▶ Exercise task: Pictures should be excluded; otherwise, copy every entry exactly.

▶ Material provided:

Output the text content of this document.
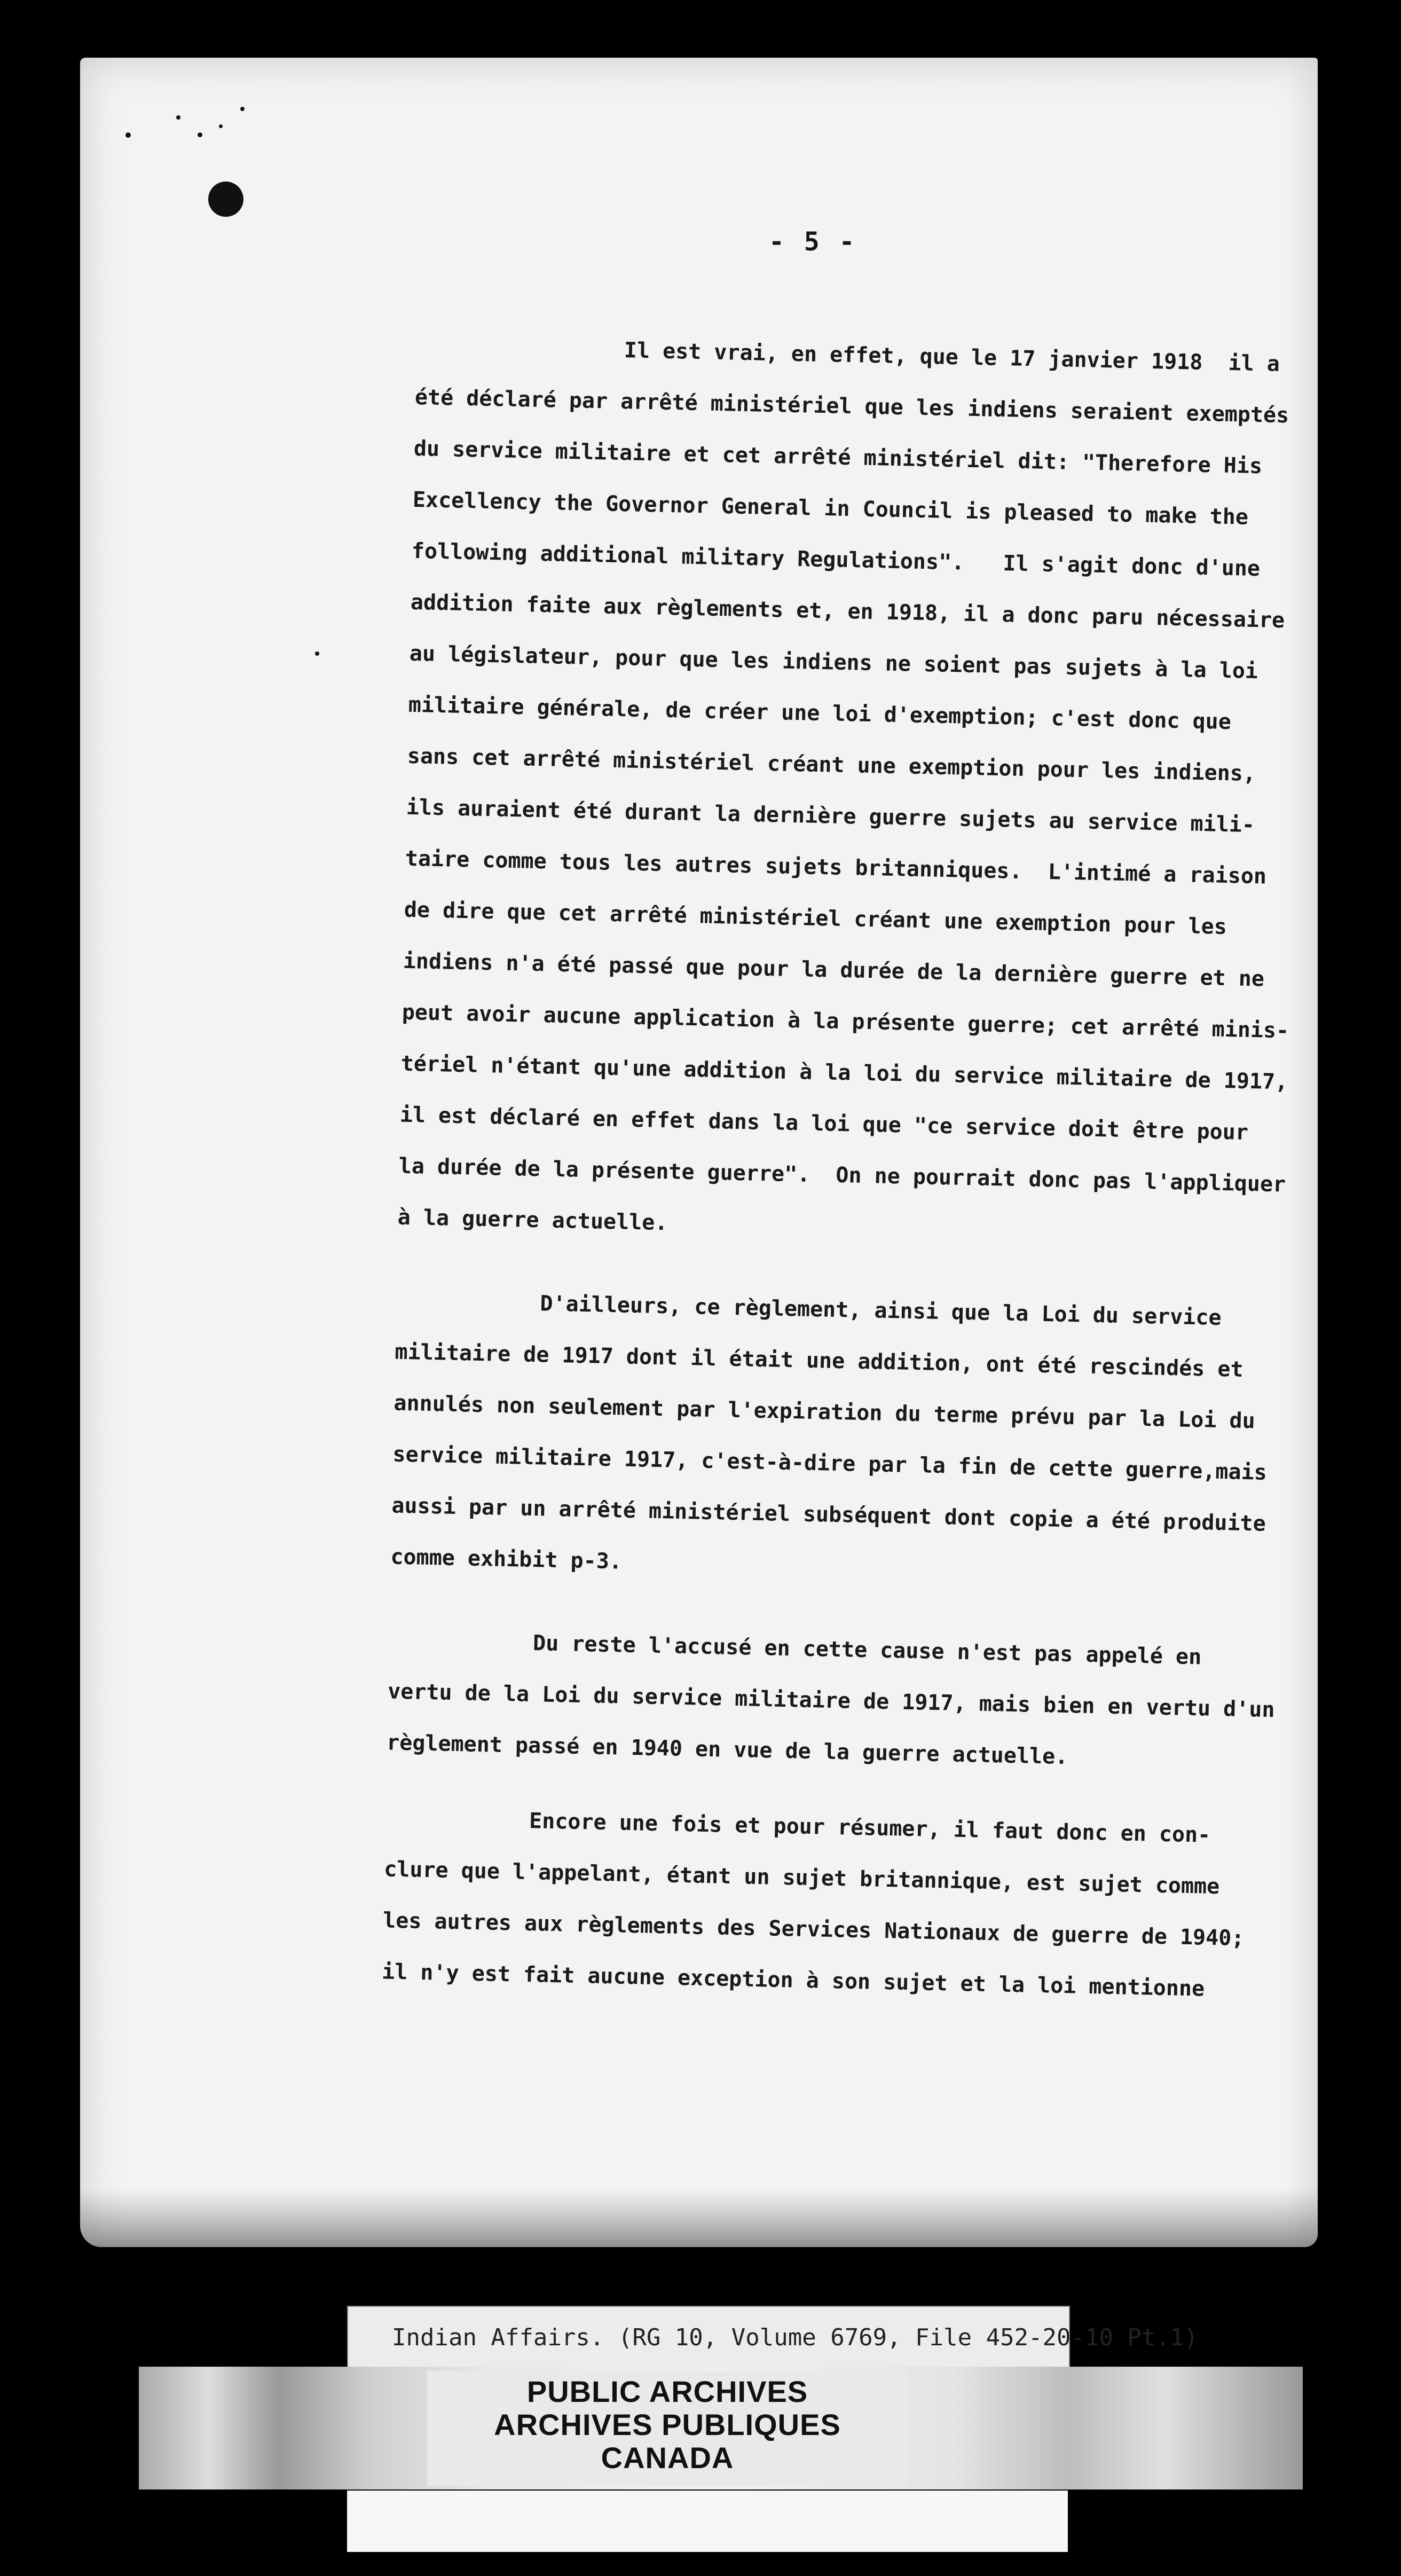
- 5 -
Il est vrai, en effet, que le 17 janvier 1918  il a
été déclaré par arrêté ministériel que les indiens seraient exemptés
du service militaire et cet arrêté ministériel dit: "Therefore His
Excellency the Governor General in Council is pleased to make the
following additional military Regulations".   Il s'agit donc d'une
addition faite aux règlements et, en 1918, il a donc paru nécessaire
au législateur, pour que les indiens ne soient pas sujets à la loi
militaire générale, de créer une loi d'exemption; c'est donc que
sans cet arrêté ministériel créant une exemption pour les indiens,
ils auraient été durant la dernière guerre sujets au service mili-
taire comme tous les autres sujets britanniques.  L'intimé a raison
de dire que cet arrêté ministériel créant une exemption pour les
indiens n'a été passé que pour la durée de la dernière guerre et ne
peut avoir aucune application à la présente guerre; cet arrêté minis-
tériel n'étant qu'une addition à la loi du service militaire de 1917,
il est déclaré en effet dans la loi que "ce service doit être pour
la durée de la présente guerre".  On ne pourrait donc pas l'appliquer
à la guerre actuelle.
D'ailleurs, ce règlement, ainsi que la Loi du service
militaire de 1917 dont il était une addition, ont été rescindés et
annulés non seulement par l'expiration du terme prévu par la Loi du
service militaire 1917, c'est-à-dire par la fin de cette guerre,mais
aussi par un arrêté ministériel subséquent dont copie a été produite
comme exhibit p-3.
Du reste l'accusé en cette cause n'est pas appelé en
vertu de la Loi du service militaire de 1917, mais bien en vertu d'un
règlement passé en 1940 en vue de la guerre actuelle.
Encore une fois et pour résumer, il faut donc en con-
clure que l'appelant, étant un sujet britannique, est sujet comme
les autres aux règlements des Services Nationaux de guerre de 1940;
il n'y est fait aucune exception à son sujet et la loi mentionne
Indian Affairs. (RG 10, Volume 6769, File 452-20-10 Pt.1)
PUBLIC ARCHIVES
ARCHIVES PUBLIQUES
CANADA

▶ Exercise response:
Output the text content of this document.
- 5 -
Il est vrai, en effet, que le 17 janvier 1918  il a
été déclaré par arrêté ministériel que les indiens seraient exemptés
du service militaire et cet arrêté ministériel dit: "Therefore His
Excellency the Governor General in Council is pleased to make the
following additional military Regulations".   Il s'agit donc d'une
addition faite aux règlements et, en 1918, il a donc paru nécessaire
au législateur, pour que les indiens ne soient pas sujets à la loi
militaire générale, de créer une loi d'exemption; c'est donc que
sans cet arrêté ministériel créant une exemption pour les indiens,
ils auraient été durant la dernière guerre sujets au service mili-
taire comme tous les autres sujets britanniques.  L'intimé a raison
de dire que cet arrêté ministériel créant une exemption pour les
indiens n'a été passé que pour la durée de la dernière guerre et ne
peut avoir aucune application à la présente guerre; cet arrêté minis-
tériel n'étant qu'une addition à la loi du service militaire de 1917,
il est déclaré en effet dans la loi que "ce service doit être pour
la durée de la présente guerre".  On ne pourrait donc pas l'appliquer
à la guerre actuelle.
D'ailleurs, ce règlement, ainsi que la Loi du service
militaire de 1917 dont il était une addition, ont été rescindés et
annulés non seulement par l'expiration du terme prévu par la Loi du
service militaire 1917, c'est-à-dire par la fin de cette guerre,mais
aussi par un arrêté ministériel subséquent dont copie a été produite
comme exhibit p-3.
Du reste l'accusé en cette cause n'est pas appelé en
vertu de la Loi du service militaire de 1917, mais bien en vertu d'un
règlement passé en 1940 en vue de la guerre actuelle.
Encore une fois et pour résumer, il faut donc en con-
clure que l'appelant, étant un sujet britannique, est sujet comme
les autres aux règlements des Services Nationaux de guerre de 1940;
il n'y est fait aucune exception à son sujet et la loi mentionne
Indian Affairs. (RG 10, Volume 6769, File 452-20-10 Pt.1)
PUBLIC ARCHIVES
ARCHIVES PUBLIQUES
CANADA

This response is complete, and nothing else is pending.